Task statement — Lines containing the string "ATLETISMO" are to be counted; report only how many there are.
-- START --
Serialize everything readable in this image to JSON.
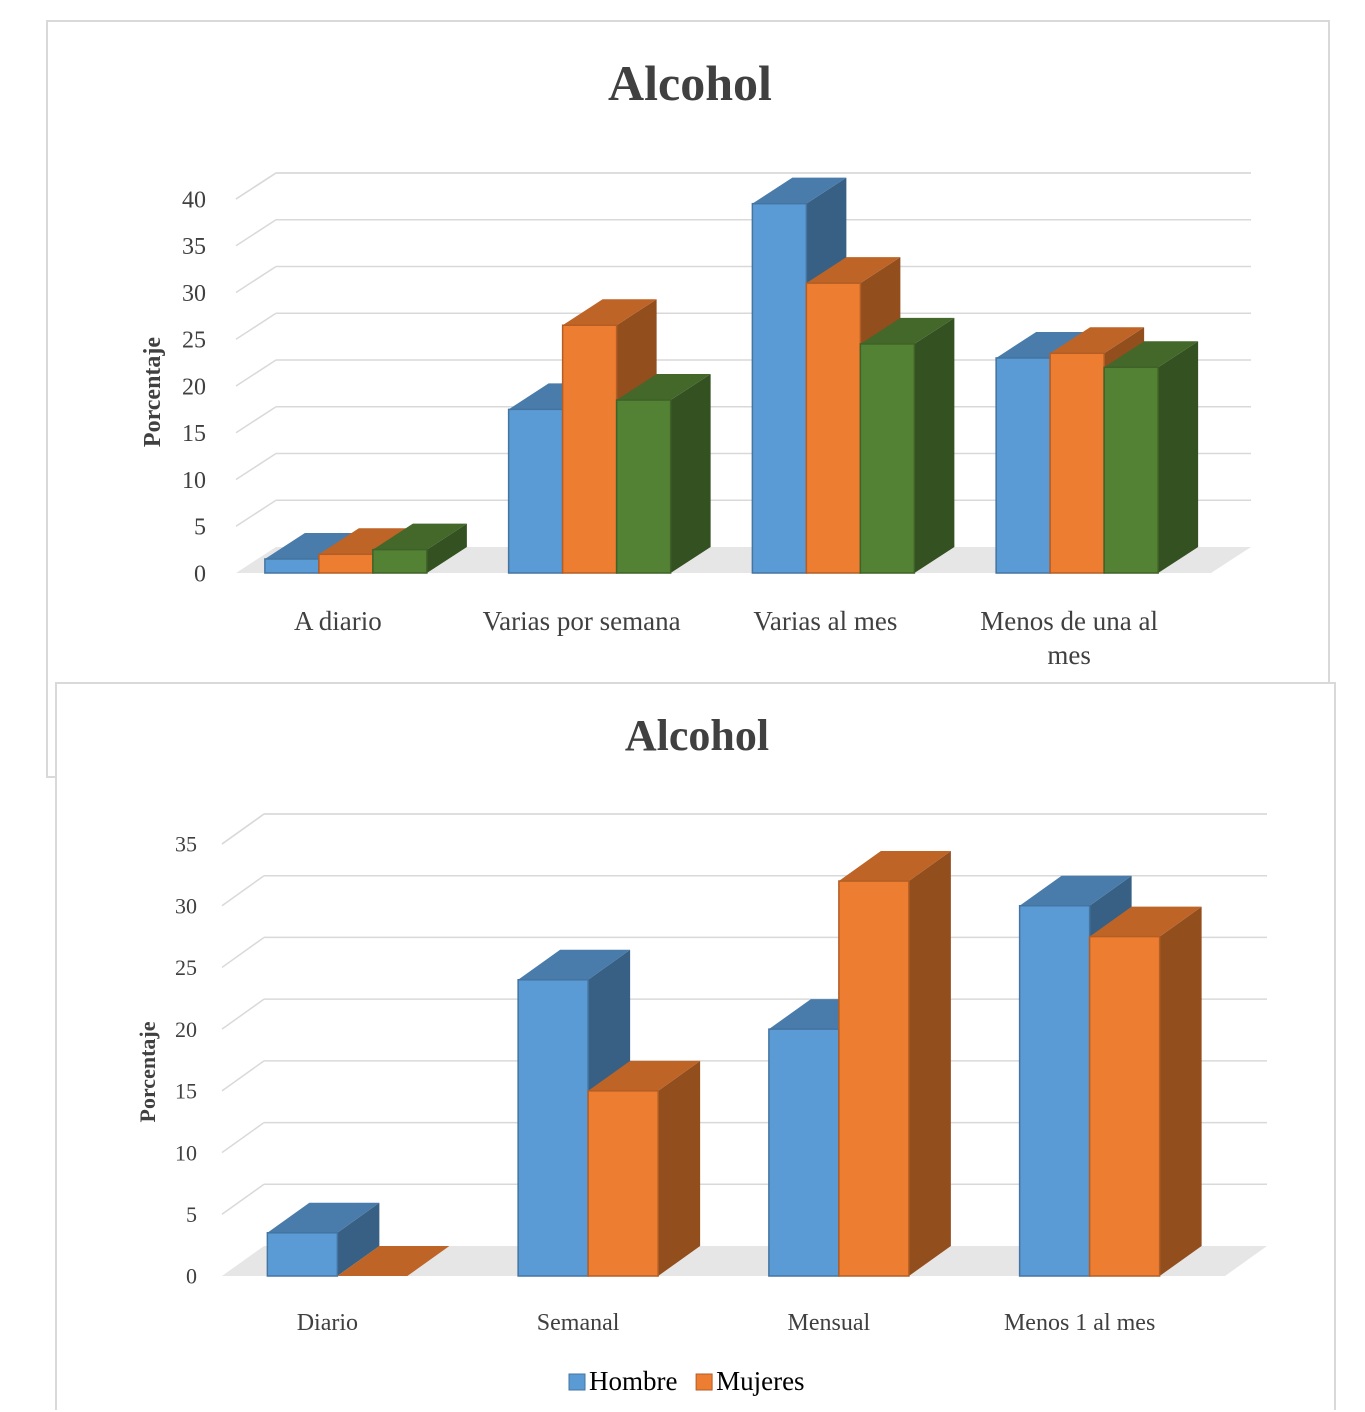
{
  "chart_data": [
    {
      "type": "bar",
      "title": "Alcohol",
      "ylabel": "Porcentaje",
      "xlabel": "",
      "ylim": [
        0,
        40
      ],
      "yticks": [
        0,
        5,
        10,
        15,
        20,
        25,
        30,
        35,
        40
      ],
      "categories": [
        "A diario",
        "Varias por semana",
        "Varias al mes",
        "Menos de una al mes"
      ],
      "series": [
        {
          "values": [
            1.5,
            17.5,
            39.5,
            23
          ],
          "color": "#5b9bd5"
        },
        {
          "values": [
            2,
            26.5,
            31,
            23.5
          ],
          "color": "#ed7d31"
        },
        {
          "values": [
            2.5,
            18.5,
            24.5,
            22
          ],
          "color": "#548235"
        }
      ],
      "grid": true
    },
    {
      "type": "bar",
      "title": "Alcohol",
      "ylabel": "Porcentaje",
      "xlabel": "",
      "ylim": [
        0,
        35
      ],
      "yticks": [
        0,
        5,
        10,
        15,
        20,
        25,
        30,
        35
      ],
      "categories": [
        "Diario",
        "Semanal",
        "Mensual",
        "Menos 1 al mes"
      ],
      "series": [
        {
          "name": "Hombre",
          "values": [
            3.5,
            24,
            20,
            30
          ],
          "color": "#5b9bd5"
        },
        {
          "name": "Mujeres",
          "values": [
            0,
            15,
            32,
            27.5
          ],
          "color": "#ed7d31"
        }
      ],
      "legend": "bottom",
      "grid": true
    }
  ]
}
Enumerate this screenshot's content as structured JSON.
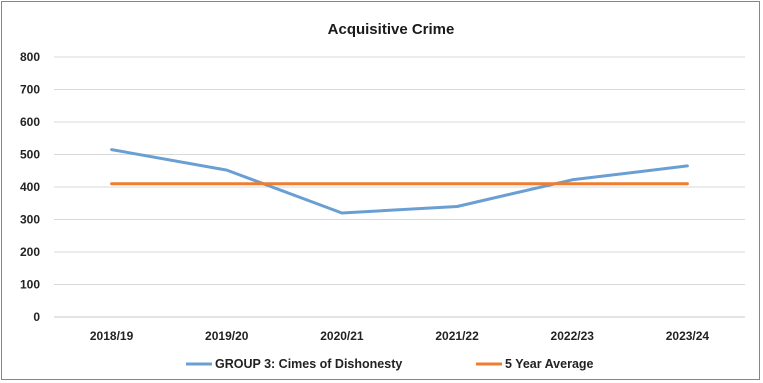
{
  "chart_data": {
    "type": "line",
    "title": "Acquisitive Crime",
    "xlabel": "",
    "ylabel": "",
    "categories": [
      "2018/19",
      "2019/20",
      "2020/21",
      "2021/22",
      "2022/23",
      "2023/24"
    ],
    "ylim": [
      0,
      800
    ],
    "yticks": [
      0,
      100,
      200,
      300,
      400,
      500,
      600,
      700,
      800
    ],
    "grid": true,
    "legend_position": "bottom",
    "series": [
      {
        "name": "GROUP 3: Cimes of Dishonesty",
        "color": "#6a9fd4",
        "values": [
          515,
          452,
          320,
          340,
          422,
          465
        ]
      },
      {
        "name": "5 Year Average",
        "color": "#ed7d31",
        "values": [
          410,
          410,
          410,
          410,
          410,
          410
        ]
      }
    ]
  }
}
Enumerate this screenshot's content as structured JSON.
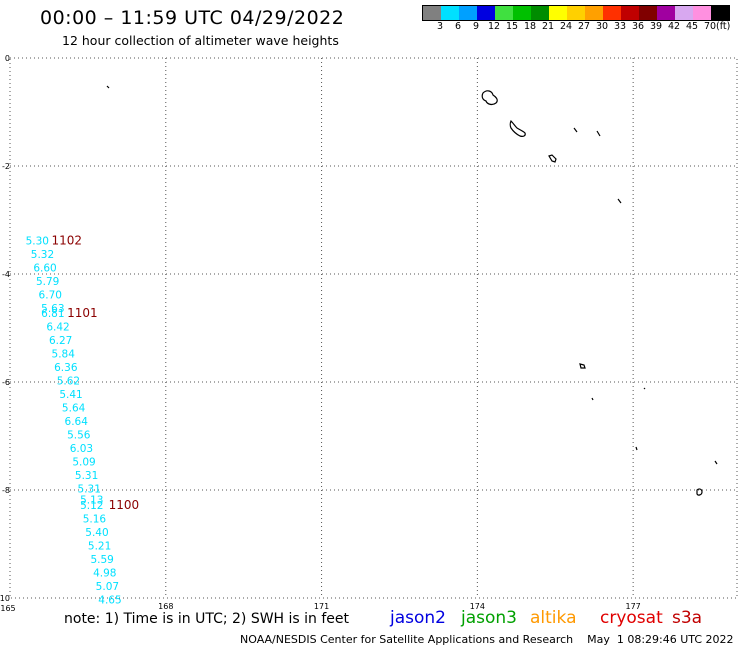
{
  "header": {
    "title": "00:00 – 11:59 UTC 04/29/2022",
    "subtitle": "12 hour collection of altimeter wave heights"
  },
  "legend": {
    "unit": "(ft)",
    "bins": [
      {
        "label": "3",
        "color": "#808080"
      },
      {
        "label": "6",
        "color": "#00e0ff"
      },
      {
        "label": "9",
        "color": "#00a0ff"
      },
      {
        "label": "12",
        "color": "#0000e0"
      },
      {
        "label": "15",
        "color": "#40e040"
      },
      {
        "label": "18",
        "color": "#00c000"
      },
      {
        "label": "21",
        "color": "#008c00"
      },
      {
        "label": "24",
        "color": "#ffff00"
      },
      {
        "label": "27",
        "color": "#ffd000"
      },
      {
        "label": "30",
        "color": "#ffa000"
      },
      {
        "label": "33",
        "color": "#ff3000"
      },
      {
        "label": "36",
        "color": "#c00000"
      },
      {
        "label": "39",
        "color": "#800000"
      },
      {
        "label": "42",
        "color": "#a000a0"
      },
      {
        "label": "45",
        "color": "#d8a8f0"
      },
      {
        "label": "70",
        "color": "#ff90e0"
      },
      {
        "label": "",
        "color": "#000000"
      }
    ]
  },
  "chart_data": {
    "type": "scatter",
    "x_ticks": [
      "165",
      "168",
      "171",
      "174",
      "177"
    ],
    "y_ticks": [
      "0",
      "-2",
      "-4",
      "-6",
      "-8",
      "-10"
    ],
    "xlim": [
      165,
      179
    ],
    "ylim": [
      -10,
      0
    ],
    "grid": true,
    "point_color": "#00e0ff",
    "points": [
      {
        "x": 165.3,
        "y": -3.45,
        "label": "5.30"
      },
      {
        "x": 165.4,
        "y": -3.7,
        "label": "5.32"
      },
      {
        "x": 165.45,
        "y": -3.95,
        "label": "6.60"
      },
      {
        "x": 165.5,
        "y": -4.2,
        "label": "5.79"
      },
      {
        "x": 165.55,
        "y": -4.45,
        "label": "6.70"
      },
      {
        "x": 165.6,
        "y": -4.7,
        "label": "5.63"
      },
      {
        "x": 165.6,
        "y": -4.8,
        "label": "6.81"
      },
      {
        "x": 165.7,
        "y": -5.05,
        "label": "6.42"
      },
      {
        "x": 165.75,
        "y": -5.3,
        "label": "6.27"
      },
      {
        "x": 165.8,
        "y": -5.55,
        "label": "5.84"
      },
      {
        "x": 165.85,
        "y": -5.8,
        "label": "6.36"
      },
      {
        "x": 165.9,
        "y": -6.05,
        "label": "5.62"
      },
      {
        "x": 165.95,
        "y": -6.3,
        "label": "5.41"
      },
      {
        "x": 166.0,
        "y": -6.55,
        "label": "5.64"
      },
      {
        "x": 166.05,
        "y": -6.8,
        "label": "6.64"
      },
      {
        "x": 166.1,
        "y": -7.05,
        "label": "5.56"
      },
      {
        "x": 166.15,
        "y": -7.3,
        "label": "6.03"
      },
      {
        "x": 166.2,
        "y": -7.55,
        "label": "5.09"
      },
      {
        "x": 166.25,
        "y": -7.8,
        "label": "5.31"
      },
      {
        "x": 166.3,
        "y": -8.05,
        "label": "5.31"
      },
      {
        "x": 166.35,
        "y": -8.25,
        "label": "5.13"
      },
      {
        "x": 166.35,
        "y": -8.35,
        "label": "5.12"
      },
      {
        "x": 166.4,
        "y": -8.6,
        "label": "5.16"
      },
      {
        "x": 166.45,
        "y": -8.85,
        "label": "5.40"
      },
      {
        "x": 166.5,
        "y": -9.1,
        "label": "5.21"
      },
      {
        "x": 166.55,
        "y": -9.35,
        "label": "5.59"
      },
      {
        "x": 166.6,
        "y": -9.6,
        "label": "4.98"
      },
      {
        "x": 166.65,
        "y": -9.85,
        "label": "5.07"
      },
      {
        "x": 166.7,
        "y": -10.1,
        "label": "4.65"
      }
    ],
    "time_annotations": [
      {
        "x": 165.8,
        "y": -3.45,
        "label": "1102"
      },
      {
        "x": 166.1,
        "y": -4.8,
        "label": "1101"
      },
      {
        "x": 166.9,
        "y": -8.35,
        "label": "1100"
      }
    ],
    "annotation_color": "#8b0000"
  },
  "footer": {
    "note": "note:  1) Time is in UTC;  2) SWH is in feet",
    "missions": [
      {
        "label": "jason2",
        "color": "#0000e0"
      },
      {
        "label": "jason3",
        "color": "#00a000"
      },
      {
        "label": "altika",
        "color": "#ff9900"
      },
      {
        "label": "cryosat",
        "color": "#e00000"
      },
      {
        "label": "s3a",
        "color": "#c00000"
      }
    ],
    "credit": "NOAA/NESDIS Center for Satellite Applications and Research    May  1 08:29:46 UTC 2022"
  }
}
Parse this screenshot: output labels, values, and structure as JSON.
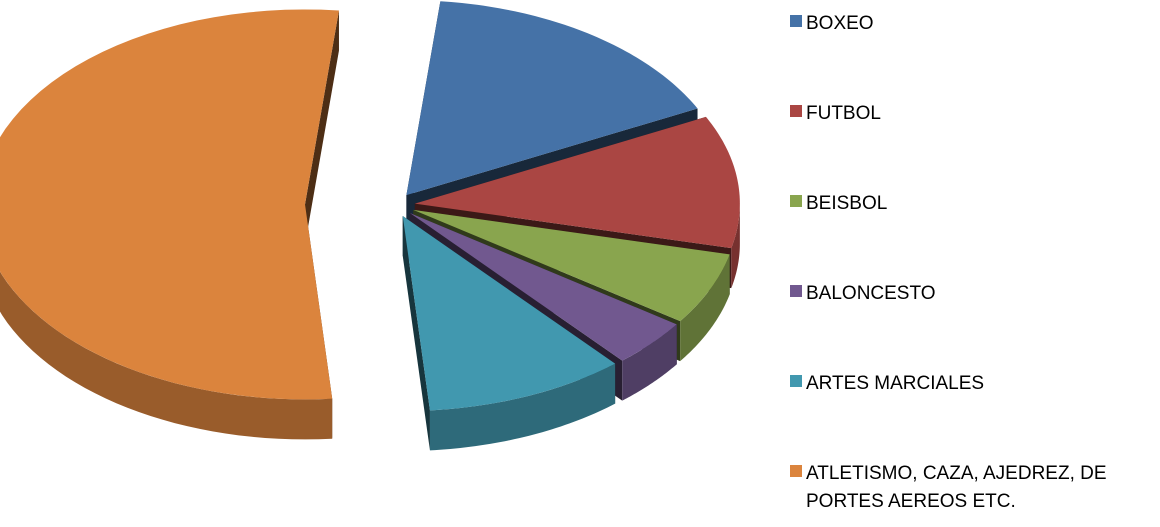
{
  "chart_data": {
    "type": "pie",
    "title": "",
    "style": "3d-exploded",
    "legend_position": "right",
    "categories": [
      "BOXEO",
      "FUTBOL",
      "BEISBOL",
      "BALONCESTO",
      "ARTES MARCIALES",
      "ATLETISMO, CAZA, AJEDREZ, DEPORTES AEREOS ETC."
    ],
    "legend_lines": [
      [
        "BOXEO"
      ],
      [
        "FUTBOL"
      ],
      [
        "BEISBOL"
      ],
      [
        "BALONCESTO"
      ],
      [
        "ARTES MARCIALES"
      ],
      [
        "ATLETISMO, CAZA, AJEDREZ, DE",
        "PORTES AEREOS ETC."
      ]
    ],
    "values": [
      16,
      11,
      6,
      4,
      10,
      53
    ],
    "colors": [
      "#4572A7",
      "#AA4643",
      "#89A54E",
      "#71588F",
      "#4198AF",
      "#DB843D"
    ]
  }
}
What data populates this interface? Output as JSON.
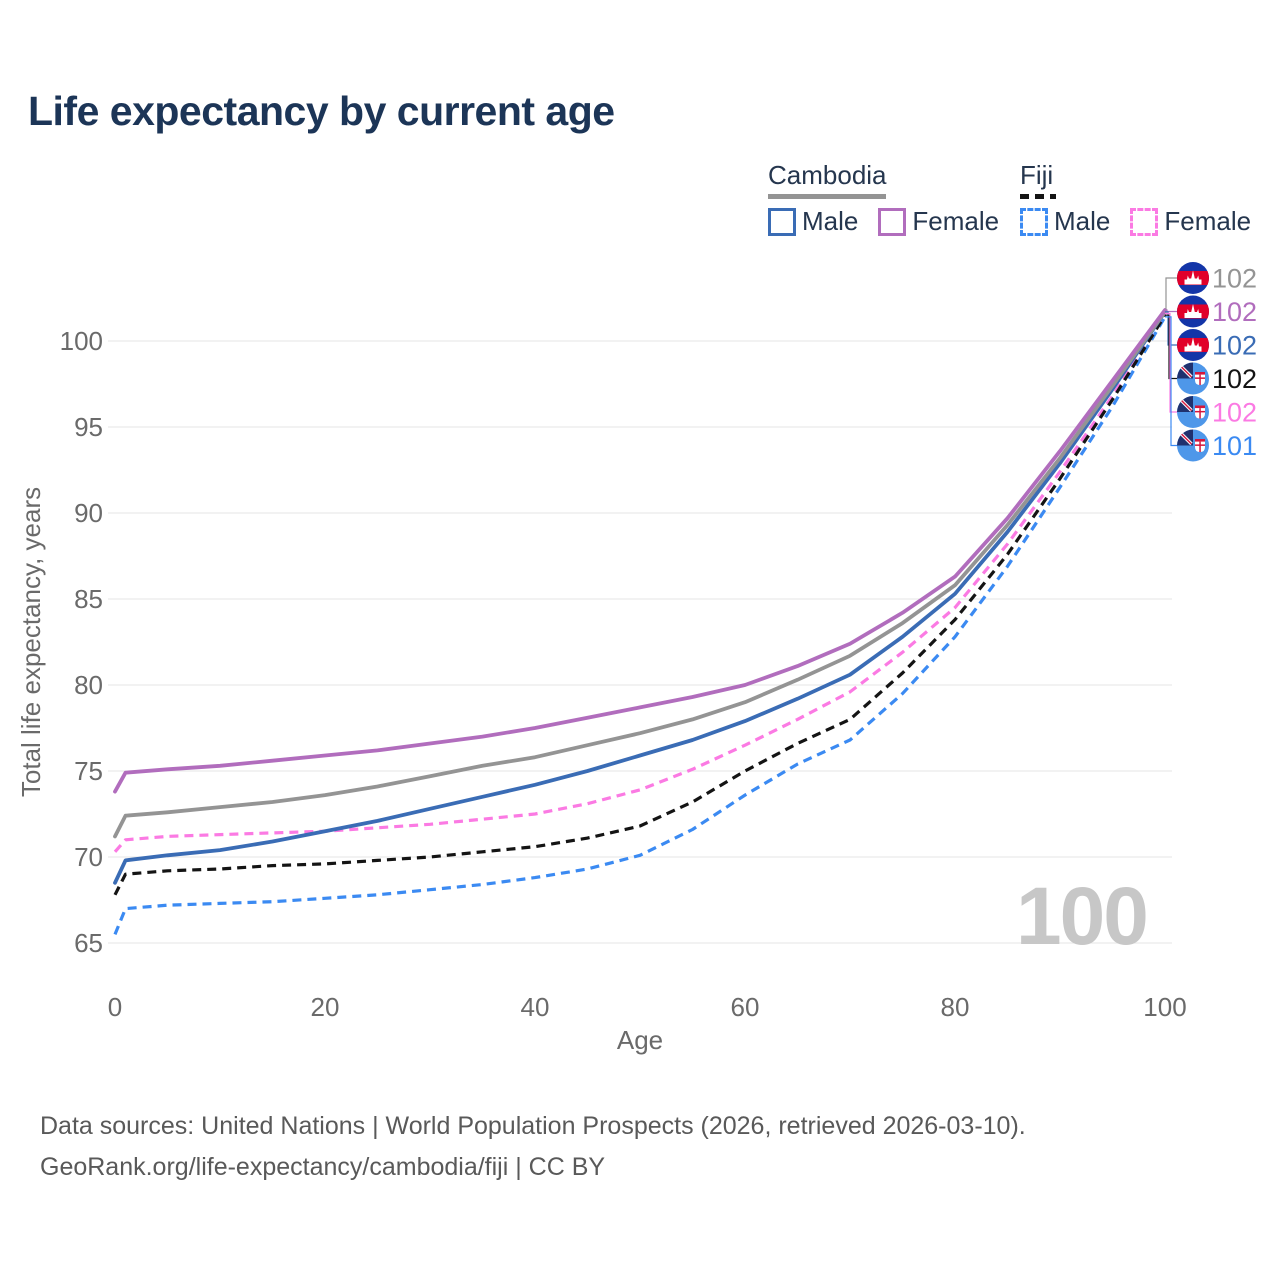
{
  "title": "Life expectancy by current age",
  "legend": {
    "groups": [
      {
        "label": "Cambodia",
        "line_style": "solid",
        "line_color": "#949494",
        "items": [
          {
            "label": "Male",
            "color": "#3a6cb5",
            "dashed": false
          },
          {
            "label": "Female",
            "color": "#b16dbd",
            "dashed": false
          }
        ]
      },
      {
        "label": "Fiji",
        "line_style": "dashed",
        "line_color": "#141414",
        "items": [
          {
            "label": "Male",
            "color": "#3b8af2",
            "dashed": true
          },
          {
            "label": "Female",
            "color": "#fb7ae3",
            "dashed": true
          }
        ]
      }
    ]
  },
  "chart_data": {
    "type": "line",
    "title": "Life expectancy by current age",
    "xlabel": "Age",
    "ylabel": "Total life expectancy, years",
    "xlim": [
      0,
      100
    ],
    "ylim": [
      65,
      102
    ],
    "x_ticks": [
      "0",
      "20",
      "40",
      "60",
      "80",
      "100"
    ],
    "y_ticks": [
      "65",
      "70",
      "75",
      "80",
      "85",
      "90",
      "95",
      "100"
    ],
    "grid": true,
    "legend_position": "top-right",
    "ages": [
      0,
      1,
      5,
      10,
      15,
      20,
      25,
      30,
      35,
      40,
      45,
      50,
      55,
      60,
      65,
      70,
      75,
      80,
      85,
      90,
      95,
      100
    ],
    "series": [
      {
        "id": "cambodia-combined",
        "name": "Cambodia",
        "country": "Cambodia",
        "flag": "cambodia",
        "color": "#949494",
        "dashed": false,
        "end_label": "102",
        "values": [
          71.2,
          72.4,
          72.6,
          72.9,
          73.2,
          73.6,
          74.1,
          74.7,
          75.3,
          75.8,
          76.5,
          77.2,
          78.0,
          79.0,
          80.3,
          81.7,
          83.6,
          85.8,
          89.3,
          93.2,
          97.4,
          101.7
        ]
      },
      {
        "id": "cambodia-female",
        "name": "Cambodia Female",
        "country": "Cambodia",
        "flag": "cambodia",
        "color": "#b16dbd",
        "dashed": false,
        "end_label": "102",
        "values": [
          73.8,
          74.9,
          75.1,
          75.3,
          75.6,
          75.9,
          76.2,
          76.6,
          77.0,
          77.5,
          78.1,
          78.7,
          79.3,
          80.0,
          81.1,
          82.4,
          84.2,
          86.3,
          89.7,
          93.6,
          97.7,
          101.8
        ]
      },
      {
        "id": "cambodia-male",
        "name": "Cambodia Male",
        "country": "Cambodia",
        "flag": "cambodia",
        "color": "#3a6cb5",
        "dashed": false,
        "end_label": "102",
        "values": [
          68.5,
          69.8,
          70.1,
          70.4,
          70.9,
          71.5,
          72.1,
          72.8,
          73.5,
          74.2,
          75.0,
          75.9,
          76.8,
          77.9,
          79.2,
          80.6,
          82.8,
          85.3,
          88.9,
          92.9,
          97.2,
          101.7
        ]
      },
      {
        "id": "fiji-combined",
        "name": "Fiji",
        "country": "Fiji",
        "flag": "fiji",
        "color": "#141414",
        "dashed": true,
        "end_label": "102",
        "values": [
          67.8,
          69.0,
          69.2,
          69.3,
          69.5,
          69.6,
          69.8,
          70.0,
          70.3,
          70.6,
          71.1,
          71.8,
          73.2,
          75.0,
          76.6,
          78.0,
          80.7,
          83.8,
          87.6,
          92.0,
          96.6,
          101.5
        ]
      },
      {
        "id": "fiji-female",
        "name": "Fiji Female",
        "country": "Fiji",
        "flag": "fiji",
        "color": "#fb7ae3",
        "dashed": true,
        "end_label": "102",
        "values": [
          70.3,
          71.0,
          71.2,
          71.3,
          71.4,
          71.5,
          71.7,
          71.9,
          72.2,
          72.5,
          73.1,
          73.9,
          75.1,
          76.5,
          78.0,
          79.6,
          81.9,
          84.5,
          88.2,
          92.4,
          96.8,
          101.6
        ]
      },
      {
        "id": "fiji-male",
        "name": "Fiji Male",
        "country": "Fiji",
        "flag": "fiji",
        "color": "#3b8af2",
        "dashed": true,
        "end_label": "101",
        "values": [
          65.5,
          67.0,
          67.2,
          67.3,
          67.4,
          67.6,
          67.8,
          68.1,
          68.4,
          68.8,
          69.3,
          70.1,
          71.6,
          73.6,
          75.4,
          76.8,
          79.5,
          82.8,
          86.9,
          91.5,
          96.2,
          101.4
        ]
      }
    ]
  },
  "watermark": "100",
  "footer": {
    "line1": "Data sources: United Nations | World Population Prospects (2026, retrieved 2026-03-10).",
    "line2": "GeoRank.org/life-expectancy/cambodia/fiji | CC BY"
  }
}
-- END --
Output of the exercise — 2